What the exercise asks
Report only the number of lines holding "weergegeven".

Provided records
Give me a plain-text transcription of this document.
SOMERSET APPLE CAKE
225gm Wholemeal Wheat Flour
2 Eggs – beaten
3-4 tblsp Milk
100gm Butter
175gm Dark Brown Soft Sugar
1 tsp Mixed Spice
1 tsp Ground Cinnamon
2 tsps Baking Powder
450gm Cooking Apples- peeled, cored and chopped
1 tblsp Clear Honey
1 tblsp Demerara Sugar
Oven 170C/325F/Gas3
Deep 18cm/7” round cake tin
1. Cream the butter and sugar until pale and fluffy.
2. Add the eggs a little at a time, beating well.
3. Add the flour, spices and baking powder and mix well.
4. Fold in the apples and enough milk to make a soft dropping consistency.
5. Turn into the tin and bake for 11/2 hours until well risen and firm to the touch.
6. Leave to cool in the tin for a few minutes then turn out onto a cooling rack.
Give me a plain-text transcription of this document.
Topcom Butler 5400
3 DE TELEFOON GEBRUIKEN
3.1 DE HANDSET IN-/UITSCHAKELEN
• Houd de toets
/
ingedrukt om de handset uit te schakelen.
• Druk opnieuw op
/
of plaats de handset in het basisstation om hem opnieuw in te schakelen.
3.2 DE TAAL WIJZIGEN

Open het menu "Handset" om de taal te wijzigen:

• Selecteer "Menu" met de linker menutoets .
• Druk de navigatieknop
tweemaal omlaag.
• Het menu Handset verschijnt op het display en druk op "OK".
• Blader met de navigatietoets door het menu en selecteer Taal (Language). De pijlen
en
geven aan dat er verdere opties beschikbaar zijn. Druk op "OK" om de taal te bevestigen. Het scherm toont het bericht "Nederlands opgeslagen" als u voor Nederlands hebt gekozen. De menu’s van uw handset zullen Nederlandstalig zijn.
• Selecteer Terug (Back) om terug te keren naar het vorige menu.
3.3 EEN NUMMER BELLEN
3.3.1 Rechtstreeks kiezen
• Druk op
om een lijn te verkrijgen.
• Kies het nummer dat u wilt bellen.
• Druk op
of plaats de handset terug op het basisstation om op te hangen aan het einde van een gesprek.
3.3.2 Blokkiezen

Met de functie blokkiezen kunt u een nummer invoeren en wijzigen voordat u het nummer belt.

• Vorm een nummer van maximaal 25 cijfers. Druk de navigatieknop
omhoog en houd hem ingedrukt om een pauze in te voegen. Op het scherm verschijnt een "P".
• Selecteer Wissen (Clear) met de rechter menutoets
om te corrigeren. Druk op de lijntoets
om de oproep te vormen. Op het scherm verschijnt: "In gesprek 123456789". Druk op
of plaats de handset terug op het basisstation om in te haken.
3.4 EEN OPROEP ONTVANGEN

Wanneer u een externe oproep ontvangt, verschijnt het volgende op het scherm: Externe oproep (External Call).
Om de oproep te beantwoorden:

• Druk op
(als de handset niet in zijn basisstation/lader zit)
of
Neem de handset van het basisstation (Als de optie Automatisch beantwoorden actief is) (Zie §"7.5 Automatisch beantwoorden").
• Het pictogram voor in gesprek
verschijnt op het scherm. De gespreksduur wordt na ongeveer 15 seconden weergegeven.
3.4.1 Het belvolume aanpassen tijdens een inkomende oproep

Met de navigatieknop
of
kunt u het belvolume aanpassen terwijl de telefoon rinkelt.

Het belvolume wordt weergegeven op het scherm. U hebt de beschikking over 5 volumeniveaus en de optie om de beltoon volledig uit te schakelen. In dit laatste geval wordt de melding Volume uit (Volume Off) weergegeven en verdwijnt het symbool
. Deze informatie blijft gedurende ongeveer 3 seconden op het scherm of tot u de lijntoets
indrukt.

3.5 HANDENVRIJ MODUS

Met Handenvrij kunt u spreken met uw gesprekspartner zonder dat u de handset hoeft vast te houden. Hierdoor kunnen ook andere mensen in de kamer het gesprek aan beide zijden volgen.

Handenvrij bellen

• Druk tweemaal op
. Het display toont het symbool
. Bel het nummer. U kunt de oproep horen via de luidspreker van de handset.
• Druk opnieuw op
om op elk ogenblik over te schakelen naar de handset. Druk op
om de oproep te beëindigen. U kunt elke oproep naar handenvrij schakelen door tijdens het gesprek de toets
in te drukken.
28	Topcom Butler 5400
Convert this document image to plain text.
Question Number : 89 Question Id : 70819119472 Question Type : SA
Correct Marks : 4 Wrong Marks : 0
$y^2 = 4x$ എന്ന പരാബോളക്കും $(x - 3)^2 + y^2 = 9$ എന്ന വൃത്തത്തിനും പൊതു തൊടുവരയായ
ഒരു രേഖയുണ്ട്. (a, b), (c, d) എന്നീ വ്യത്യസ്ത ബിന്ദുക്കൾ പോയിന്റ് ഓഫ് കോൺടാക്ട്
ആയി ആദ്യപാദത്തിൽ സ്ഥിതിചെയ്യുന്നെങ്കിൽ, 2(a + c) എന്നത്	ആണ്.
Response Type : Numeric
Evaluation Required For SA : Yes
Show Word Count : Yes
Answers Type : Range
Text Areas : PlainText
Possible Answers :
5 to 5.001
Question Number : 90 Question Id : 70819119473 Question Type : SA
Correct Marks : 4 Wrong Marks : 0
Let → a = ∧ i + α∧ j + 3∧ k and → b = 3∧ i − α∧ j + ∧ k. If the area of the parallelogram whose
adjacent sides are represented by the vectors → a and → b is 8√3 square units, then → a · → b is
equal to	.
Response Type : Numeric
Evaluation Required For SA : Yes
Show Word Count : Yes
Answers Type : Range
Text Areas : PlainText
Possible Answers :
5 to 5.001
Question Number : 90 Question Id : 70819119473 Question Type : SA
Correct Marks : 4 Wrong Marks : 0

Answer in full
2